• _What the task requires_:
Below are records to transcribe exactly, without their pictures.
-- Start --
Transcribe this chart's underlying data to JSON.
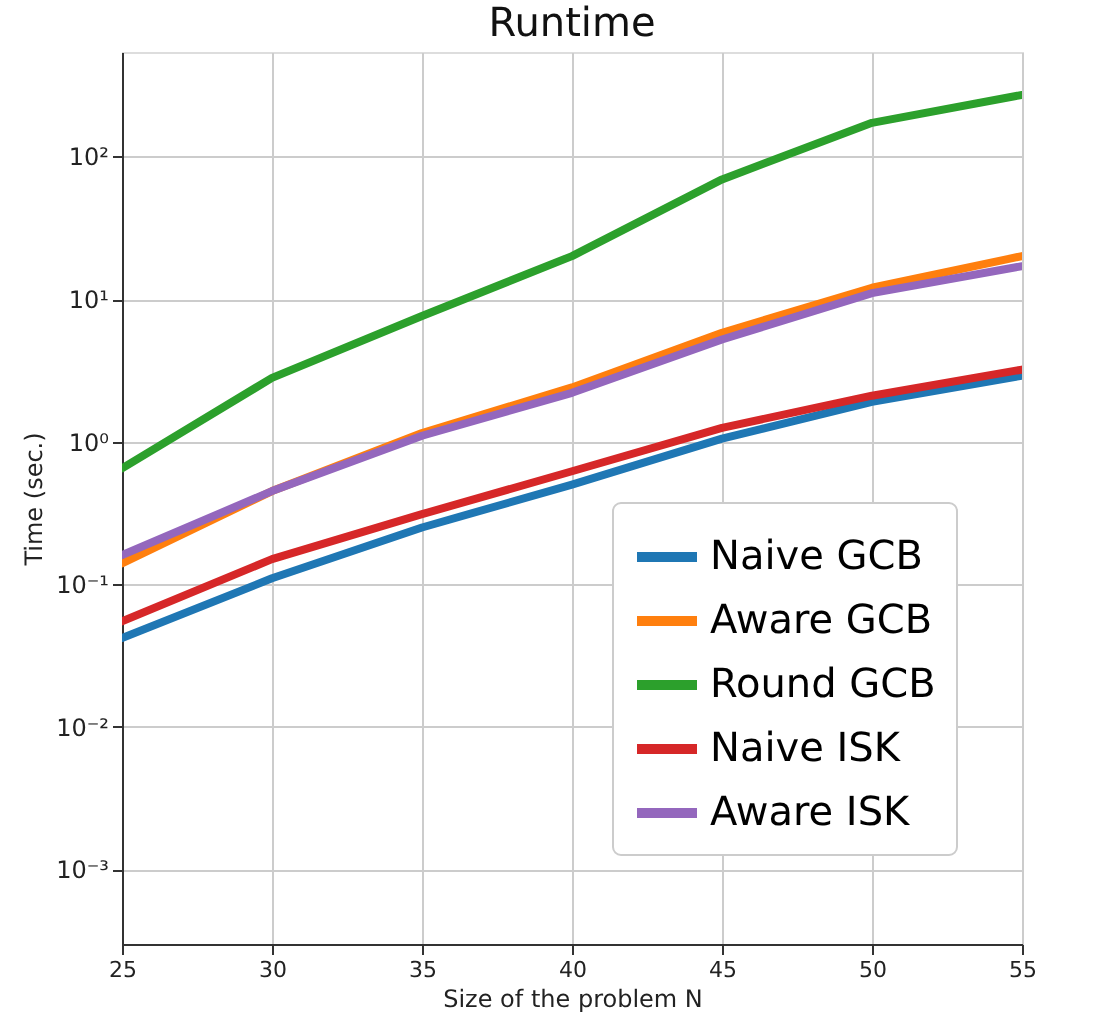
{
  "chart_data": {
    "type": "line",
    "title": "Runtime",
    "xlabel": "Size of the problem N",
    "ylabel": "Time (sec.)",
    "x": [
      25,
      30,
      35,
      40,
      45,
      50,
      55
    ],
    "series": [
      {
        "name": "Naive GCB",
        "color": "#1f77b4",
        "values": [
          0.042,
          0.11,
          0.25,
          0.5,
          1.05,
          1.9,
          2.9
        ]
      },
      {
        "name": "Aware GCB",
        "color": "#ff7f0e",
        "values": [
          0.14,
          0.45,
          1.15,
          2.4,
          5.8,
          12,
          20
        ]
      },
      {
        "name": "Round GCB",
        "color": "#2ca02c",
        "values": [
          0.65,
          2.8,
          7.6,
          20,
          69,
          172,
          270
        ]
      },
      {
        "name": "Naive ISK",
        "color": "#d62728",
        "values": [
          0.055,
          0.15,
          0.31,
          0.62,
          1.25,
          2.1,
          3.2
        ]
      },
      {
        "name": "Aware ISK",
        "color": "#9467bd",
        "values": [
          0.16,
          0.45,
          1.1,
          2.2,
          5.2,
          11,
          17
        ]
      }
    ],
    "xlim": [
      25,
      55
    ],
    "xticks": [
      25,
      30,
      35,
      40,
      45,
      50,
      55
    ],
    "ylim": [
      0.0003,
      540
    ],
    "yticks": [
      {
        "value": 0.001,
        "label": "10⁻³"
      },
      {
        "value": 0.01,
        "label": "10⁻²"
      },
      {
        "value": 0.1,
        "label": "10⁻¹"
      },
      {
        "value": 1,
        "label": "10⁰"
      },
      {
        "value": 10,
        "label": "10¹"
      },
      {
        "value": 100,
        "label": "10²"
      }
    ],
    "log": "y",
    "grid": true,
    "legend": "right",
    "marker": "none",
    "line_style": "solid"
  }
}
-- End --
• _The solution_:
Transcribe this chart's underlying data to JSON.
{
  "chart_data": {
    "type": "line",
    "title": "Runtime",
    "xlabel": "Size of the problem N",
    "ylabel": "Time (sec.)",
    "x": [
      25,
      30,
      35,
      40,
      45,
      50,
      55
    ],
    "series": [
      {
        "name": "Naive GCB",
        "color": "#1f77b4",
        "values": [
          0.042,
          0.11,
          0.25,
          0.5,
          1.05,
          1.9,
          2.9
        ]
      },
      {
        "name": "Aware GCB",
        "color": "#ff7f0e",
        "values": [
          0.14,
          0.45,
          1.15,
          2.4,
          5.8,
          12,
          20
        ]
      },
      {
        "name": "Round GCB",
        "color": "#2ca02c",
        "values": [
          0.65,
          2.8,
          7.6,
          20,
          69,
          172,
          270
        ]
      },
      {
        "name": "Naive ISK",
        "color": "#d62728",
        "values": [
          0.055,
          0.15,
          0.31,
          0.62,
          1.25,
          2.1,
          3.2
        ]
      },
      {
        "name": "Aware ISK",
        "color": "#9467bd",
        "values": [
          0.16,
          0.45,
          1.1,
          2.2,
          5.2,
          11,
          17
        ]
      }
    ],
    "xlim": [
      25,
      55
    ],
    "xticks": [
      25,
      30,
      35,
      40,
      45,
      50,
      55
    ],
    "ylim": [
      0.0003,
      540
    ],
    "yticks": [
      {
        "value": 0.001,
        "label": "10⁻³"
      },
      {
        "value": 0.01,
        "label": "10⁻²"
      },
      {
        "value": 0.1,
        "label": "10⁻¹"
      },
      {
        "value": 1,
        "label": "10⁰"
      },
      {
        "value": 10,
        "label": "10¹"
      },
      {
        "value": 100,
        "label": "10²"
      }
    ],
    "log": "y",
    "grid": true,
    "legend": "right",
    "marker": "none",
    "line_style": "solid"
  }
}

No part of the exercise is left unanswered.